Do any lines in the data below contain "cart"? If so, copy every one of them.

Extracted records:
..............................
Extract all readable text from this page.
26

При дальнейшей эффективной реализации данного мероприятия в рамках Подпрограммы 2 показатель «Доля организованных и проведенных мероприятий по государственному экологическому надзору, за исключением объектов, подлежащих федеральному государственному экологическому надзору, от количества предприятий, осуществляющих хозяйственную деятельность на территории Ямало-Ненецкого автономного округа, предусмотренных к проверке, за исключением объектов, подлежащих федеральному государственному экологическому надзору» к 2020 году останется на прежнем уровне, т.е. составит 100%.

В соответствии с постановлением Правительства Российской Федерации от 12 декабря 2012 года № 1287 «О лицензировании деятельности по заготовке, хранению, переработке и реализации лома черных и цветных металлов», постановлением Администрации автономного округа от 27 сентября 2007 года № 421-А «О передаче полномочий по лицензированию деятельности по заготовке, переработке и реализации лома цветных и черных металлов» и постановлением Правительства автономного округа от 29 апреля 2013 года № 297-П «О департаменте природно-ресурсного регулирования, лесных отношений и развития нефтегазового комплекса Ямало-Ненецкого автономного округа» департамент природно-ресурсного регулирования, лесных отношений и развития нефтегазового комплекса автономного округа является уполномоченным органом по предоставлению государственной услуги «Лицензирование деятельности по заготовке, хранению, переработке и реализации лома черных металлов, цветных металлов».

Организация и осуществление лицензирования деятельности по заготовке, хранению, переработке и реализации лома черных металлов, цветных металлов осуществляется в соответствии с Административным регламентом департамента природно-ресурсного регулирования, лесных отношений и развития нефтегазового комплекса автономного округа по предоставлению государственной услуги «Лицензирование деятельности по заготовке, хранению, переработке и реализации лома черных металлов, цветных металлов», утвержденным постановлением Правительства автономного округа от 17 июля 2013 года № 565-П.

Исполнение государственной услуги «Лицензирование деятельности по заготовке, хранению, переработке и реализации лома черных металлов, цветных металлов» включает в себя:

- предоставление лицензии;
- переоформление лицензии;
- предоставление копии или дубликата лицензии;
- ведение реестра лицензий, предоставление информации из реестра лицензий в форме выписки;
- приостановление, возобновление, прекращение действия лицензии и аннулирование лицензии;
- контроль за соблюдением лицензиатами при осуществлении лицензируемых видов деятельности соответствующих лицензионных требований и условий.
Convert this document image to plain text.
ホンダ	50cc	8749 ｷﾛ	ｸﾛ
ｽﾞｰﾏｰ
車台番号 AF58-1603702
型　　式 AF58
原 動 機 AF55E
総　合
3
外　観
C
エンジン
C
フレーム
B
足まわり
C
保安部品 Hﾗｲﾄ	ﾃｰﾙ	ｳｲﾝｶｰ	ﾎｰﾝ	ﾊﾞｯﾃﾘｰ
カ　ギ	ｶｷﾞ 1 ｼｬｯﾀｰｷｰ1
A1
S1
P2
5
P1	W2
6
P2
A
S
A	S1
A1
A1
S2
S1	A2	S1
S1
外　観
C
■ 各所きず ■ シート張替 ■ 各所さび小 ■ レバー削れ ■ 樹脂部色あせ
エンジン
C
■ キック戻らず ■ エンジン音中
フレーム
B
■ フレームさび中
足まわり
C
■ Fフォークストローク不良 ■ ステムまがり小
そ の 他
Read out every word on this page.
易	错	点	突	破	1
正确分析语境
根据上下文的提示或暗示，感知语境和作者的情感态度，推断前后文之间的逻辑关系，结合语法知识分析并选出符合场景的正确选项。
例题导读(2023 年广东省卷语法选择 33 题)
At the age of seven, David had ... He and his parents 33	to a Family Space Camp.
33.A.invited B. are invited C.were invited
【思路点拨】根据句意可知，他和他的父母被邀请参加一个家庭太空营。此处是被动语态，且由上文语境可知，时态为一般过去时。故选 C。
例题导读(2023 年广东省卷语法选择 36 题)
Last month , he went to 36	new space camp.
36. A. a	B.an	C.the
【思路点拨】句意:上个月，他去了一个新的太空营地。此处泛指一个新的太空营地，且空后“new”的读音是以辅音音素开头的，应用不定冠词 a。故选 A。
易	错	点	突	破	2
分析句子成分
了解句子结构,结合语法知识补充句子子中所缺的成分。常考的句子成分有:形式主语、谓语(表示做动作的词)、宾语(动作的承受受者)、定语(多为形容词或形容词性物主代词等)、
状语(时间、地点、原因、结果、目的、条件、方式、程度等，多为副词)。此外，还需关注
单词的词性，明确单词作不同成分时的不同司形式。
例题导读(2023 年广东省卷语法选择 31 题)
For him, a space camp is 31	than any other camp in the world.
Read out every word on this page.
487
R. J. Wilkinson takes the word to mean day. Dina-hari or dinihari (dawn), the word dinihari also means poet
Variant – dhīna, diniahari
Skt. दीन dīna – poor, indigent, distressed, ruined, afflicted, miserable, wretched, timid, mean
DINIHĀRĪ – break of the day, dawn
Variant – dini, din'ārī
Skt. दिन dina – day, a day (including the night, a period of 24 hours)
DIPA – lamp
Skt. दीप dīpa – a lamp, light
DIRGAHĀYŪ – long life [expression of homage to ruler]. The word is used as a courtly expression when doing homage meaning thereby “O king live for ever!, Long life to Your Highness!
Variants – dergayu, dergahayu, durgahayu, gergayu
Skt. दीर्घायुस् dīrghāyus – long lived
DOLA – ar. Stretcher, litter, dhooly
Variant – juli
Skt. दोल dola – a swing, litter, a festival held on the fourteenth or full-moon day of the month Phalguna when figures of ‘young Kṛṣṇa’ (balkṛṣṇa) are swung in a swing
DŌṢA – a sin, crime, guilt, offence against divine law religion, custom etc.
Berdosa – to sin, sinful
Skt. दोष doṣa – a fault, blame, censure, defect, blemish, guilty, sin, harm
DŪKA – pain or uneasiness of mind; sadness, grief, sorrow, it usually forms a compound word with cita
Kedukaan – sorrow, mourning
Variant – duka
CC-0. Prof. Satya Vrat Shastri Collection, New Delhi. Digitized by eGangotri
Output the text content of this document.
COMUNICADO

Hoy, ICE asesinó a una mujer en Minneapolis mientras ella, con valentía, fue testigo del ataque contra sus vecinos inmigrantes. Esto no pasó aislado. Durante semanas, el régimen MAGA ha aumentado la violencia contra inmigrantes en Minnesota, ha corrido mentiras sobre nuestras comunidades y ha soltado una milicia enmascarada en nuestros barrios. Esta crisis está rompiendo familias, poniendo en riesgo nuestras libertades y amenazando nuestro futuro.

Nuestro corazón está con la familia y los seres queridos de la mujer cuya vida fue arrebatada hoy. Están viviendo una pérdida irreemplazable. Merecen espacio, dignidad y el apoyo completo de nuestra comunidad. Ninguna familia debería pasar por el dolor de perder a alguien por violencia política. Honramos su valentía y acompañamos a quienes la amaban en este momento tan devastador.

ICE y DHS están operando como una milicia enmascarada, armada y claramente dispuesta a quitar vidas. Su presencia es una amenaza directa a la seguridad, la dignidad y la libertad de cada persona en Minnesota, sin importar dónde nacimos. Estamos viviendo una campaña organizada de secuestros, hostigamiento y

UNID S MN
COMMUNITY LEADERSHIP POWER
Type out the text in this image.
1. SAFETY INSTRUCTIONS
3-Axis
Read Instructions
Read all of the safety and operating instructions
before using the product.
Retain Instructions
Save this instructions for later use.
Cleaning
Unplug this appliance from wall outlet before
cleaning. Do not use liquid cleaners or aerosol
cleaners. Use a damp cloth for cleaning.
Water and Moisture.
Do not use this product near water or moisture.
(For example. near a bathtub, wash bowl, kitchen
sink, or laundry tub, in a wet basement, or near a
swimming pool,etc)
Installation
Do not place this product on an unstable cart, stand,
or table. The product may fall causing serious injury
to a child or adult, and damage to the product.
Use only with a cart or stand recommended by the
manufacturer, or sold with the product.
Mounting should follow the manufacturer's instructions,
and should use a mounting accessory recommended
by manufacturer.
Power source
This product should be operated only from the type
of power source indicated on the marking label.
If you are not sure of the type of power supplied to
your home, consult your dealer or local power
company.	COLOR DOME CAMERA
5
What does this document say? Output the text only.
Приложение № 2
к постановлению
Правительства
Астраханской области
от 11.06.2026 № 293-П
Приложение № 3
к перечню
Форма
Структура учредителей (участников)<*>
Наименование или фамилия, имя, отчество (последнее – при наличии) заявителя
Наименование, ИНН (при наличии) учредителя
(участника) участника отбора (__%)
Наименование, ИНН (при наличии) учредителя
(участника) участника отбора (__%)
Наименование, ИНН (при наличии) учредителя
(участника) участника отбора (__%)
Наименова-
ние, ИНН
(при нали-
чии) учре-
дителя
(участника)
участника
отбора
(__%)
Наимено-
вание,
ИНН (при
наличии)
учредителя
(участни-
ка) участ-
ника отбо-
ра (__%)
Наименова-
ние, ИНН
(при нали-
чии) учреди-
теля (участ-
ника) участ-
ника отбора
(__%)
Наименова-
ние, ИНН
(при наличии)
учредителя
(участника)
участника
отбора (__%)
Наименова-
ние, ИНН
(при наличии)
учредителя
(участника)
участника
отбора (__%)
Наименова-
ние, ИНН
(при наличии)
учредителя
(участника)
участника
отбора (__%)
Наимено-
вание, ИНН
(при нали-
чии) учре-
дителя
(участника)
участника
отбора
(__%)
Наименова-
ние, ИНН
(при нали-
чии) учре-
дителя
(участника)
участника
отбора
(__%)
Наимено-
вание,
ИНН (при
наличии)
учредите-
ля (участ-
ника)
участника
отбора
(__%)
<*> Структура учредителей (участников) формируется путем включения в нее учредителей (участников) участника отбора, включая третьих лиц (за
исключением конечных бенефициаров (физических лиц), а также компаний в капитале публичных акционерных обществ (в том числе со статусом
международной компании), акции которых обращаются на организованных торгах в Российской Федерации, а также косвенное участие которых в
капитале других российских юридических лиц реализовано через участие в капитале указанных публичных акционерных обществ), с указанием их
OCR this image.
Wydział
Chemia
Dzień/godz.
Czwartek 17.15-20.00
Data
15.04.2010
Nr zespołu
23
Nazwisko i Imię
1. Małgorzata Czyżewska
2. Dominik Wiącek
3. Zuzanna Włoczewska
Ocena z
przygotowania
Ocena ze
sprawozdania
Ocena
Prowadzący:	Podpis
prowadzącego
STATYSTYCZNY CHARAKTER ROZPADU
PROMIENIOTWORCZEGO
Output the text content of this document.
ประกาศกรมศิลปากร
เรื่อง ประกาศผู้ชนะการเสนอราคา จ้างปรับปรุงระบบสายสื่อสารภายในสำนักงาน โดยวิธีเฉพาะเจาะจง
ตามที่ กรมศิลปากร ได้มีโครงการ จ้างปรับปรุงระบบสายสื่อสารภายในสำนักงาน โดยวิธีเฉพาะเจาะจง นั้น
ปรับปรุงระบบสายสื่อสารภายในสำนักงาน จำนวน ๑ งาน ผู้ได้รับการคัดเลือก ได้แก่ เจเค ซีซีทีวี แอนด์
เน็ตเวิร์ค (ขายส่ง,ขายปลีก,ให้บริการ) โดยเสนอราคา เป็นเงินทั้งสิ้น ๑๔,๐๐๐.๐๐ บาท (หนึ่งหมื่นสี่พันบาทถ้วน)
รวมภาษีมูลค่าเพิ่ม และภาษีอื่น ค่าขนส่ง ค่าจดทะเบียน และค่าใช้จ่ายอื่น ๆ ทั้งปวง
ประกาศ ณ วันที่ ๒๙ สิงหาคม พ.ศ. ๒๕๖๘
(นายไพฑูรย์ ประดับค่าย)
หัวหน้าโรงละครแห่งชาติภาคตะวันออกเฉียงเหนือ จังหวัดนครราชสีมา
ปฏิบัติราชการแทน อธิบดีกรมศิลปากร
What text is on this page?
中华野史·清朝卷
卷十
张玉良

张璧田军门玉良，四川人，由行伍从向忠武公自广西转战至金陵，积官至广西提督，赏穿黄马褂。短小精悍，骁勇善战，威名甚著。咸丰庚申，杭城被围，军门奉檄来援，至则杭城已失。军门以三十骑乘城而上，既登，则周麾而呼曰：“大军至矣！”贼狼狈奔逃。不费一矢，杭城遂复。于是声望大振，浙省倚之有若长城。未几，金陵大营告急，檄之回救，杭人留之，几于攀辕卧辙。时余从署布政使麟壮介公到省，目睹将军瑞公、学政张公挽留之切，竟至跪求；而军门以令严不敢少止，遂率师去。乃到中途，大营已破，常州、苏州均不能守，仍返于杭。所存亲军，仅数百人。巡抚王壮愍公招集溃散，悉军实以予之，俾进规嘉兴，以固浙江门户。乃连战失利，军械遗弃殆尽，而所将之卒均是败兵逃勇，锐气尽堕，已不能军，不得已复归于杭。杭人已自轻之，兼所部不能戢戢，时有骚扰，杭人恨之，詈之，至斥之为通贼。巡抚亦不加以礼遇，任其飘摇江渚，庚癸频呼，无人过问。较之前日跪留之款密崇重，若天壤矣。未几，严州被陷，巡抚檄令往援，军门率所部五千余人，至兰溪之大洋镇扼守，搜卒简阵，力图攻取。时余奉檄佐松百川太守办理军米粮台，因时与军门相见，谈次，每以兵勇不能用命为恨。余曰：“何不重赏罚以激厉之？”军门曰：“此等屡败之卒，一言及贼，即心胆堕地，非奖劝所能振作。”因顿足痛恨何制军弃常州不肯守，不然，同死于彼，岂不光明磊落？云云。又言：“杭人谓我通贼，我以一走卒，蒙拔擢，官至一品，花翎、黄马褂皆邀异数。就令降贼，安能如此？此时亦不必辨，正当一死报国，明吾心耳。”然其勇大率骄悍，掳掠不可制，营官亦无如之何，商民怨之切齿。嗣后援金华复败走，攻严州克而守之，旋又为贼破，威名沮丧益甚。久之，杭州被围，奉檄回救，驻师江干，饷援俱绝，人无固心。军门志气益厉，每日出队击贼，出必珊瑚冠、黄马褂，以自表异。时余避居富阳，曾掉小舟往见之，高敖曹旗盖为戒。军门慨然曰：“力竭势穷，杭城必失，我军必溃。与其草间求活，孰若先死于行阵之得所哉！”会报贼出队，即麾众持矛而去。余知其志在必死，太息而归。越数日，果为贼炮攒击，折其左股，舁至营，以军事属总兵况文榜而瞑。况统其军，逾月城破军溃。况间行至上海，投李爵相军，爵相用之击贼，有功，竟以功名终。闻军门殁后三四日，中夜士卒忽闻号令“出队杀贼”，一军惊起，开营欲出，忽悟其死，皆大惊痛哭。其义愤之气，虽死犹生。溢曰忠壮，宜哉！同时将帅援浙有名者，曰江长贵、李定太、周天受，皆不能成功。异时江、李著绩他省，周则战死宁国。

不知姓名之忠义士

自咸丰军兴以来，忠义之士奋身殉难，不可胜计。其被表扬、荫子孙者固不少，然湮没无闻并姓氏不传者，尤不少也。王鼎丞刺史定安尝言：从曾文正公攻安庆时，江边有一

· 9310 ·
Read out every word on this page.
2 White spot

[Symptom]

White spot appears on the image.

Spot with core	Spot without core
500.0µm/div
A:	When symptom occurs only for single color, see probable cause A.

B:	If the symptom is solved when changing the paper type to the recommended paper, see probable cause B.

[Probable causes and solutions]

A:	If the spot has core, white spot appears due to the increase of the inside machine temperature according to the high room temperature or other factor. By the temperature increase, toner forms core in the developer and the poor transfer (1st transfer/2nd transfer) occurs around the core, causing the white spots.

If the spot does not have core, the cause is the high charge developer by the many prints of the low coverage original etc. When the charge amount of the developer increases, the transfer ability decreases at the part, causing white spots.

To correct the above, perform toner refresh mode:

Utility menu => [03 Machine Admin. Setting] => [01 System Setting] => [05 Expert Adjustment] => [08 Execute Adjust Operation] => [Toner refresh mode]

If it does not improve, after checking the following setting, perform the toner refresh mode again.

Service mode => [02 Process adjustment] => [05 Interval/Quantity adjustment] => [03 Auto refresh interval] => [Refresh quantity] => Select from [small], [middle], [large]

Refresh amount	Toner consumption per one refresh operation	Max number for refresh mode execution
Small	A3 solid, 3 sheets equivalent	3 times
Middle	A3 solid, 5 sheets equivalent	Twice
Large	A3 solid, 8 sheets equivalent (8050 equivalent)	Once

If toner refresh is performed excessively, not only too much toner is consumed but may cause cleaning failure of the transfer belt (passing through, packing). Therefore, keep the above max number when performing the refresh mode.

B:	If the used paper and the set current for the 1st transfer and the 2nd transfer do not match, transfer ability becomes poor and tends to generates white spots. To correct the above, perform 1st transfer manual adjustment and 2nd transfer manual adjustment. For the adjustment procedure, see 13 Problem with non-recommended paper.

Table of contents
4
..............................
■ **Response to the exercise**:
Do not place this product on an unstable cart, stand,
Use only with a cart or stand recommended by the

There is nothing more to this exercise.